* Stated problem
Report every line from the material that contains the word "alimenta".

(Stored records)
━━━
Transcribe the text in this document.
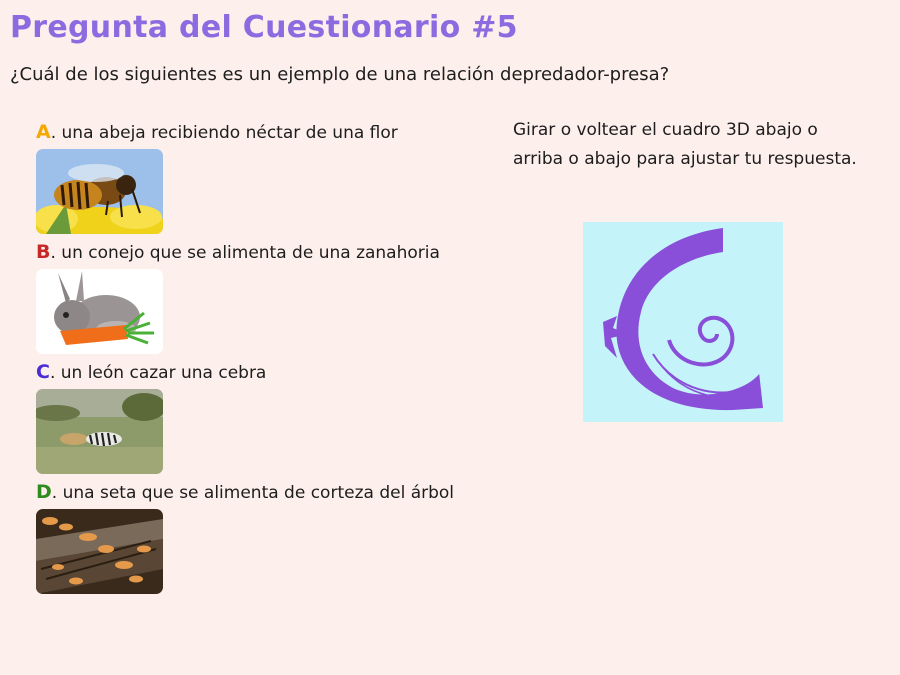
Pregunta del Cuestionario #5
¿Cuál de los siguientes es un ejemplo de una relación depredador-presa?
A. una abeja recibiendo néctar de una flor
B. un conejo que se alimenta de una zanahoria
C. un león cazar una cebra
D. una seta que se alimenta de corteza del árbol
Girar o voltear el cuadro 3D abajo o arriba o abajo para ajustar tu respuesta.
━━━
* Reply to the exercise
B. un conejo que se alimenta de una zanahoria
D. una seta que se alimenta de corteza del árbol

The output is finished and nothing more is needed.